◆ Data extracted from a collection
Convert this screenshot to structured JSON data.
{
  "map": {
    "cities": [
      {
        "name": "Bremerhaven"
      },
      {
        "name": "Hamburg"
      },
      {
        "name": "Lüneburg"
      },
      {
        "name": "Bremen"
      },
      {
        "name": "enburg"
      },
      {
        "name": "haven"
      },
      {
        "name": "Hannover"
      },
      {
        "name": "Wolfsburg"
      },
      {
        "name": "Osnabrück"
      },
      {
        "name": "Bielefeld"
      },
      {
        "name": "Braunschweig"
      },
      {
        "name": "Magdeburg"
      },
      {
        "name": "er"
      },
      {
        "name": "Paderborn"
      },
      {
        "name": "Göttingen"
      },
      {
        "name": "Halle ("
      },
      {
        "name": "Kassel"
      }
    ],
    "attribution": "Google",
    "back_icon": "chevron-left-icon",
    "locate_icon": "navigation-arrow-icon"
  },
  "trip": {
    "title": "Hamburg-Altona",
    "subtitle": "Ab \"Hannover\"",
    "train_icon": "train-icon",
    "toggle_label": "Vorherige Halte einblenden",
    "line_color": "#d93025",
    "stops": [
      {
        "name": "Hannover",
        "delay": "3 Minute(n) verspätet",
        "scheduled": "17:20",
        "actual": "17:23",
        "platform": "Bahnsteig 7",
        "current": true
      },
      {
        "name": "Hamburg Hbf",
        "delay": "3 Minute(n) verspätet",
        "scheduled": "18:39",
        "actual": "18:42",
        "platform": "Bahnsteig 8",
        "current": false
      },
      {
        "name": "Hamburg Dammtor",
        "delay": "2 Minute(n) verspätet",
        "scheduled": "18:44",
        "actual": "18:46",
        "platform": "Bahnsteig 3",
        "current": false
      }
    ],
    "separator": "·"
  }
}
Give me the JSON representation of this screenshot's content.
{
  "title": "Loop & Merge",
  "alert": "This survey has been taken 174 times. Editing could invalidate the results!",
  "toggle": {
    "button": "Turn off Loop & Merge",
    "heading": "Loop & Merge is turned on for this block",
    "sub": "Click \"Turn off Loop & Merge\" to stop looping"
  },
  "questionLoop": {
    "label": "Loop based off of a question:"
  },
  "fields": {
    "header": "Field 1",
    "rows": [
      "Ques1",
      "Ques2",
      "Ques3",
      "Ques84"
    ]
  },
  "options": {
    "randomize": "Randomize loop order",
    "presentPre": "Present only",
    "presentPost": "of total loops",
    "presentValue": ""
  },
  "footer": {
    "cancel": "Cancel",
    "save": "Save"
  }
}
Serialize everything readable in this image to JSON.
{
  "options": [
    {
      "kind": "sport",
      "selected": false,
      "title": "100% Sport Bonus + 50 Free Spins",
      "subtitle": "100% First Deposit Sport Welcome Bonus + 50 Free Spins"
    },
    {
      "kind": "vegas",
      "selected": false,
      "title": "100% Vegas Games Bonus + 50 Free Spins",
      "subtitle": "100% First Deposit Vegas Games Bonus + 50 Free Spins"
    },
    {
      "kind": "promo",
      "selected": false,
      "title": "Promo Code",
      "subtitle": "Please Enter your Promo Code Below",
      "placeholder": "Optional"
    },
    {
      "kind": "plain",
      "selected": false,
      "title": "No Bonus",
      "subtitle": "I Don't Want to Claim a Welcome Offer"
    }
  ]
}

◆ GIVEN REQUEST
Scan the entries above and work out how many lines include the word "Hamburg"; the reply is that number alone.

◆ RESPONSE
4